Which lines in the records below contain the word "image"? Copy each one out.

**Provided information:**
☆ ☆ ☆

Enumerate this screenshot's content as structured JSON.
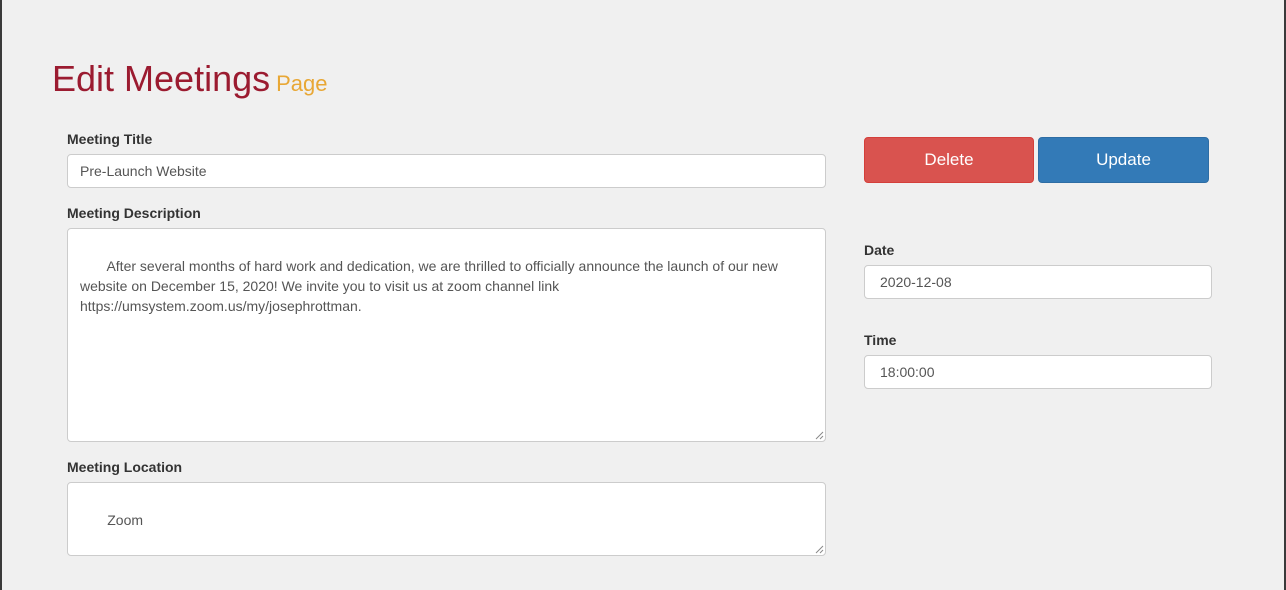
{
  "header": {
    "title": "Edit Meetings",
    "subtitle": "Page"
  },
  "form": {
    "meeting_title": {
      "label": "Meeting Title",
      "value": "Pre-Launch Website"
    },
    "meeting_description": {
      "label": "Meeting Description",
      "value": "     After several months of hard work and dedication, we are thrilled to officially announce the launch of our new website on December 15, 2020! We invite you to visit us at zoom channel link https://umsystem.zoom.us/my/josephrottman."
    },
    "meeting_location": {
      "label": "Meeting Location",
      "value": "     Zoom"
    },
    "date": {
      "label": "Date",
      "value": "2020-12-08"
    },
    "time": {
      "label": "Time",
      "value": "18:00:00"
    }
  },
  "actions": {
    "delete_label": "Delete",
    "update_label": "Update"
  },
  "colors": {
    "title": "#9b1b30",
    "subtitle": "#e8a735",
    "delete": "#d9534f",
    "update": "#337ab7",
    "background": "#f0f0f0"
  }
}
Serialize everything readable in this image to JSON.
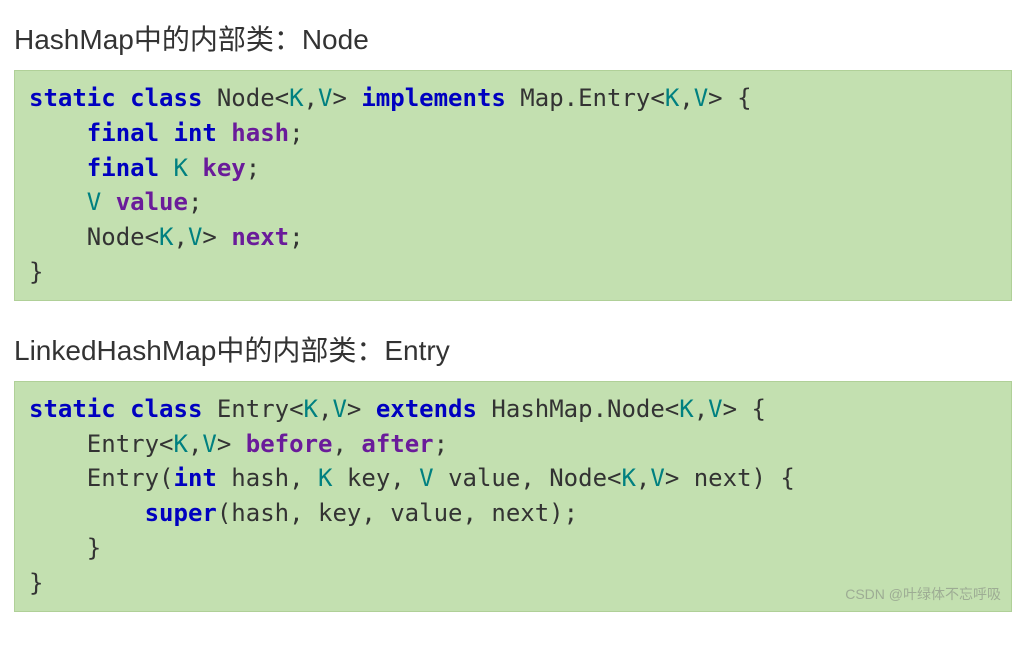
{
  "section1": {
    "heading": "HashMap中的内部类：Node",
    "code": {
      "l1": {
        "s1": "static class",
        "s2": " Node<",
        "s3": "K",
        "s4": ",",
        "s5": "V",
        "s6": "> ",
        "s7": "implements",
        "s8": " Map.Entry<",
        "s9": "K",
        "s10": ",",
        "s11": "V",
        "s12": "> {"
      },
      "l2": {
        "s1": "    ",
        "s2": "final int",
        "s3": " ",
        "s4": "hash",
        "s5": ";"
      },
      "l3": {
        "s1": "    ",
        "s2": "final",
        "s3": " ",
        "s4": "K",
        "s5": " ",
        "s6": "key",
        "s7": ";"
      },
      "l4": {
        "s1": "    ",
        "s2": "V",
        "s3": " ",
        "s4": "value",
        "s5": ";"
      },
      "l5": {
        "s1": "    Node<",
        "s2": "K",
        "s3": ",",
        "s4": "V",
        "s5": "> ",
        "s6": "next",
        "s7": ";"
      },
      "l6": {
        "s1": "}"
      }
    }
  },
  "section2": {
    "heading": "LinkedHashMap中的内部类：Entry",
    "code": {
      "l1": {
        "s1": "static class",
        "s2": " Entry<",
        "s3": "K",
        "s4": ",",
        "s5": "V",
        "s6": "> ",
        "s7": "extends",
        "s8": " HashMap.Node<",
        "s9": "K",
        "s10": ",",
        "s11": "V",
        "s12": "> {"
      },
      "l2": {
        "s1": "    Entry<",
        "s2": "K",
        "s3": ",",
        "s4": "V",
        "s5": "> ",
        "s6": "before",
        "s7": ", ",
        "s8": "after",
        "s9": ";"
      },
      "l3": {
        "s1": "    Entry(",
        "s2": "int",
        "s3": " hash, ",
        "s4": "K",
        "s5": " key, ",
        "s6": "V",
        "s7": " value, Node<",
        "s8": "K",
        "s9": ",",
        "s10": "V",
        "s11": "> next) {"
      },
      "l4": {
        "s1": "        ",
        "s2": "super",
        "s3": "(hash, key, value, next);"
      },
      "l5": {
        "s1": "    }"
      },
      "l6": {
        "s1": "}"
      }
    }
  },
  "watermark": "CSDN @叶绿体不忘呼吸"
}
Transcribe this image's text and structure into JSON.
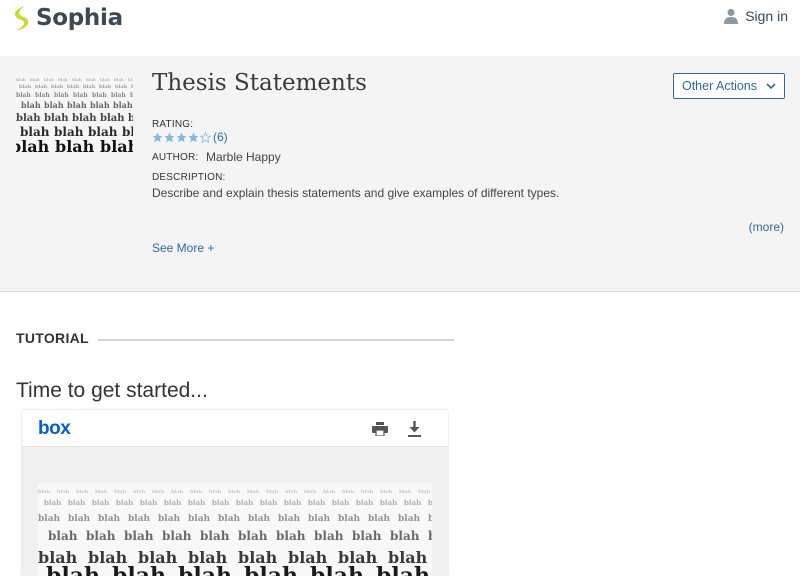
{
  "header": {
    "brand": "Sophia",
    "sign_in_label": "Sign in"
  },
  "resource": {
    "title": "Thesis Statements",
    "other_actions_label": "Other Actions",
    "rating_label": "RATING:",
    "rating_value": 4,
    "rating_max": 5,
    "rating_count": "(6)",
    "author_label": "AUTHOR:",
    "author_name": "Marble Happy",
    "description_label": "DESCRIPTION:",
    "description_text": "Describe and explain thesis statements and give examples of different types.",
    "more_label": "(more)",
    "see_more_label": "See More +",
    "thumbnail_word": "blah"
  },
  "tutorial": {
    "heading": "TUTORIAL",
    "section_title": "Time to get started..."
  },
  "viewer": {
    "logo_text": "box",
    "print_icon": "print-icon",
    "download_icon": "download-icon",
    "page_word": "blah"
  },
  "colors": {
    "brand_green": "#c4dd2c",
    "link_blue": "#2a6ba3",
    "star_blue": "#7fb8e0",
    "box_blue": "#0061d5"
  }
}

☆ ☆ ☆

**Response:**
Serialize everything readable in this image to JSON.
Transcribe this image's text and structure into JSON.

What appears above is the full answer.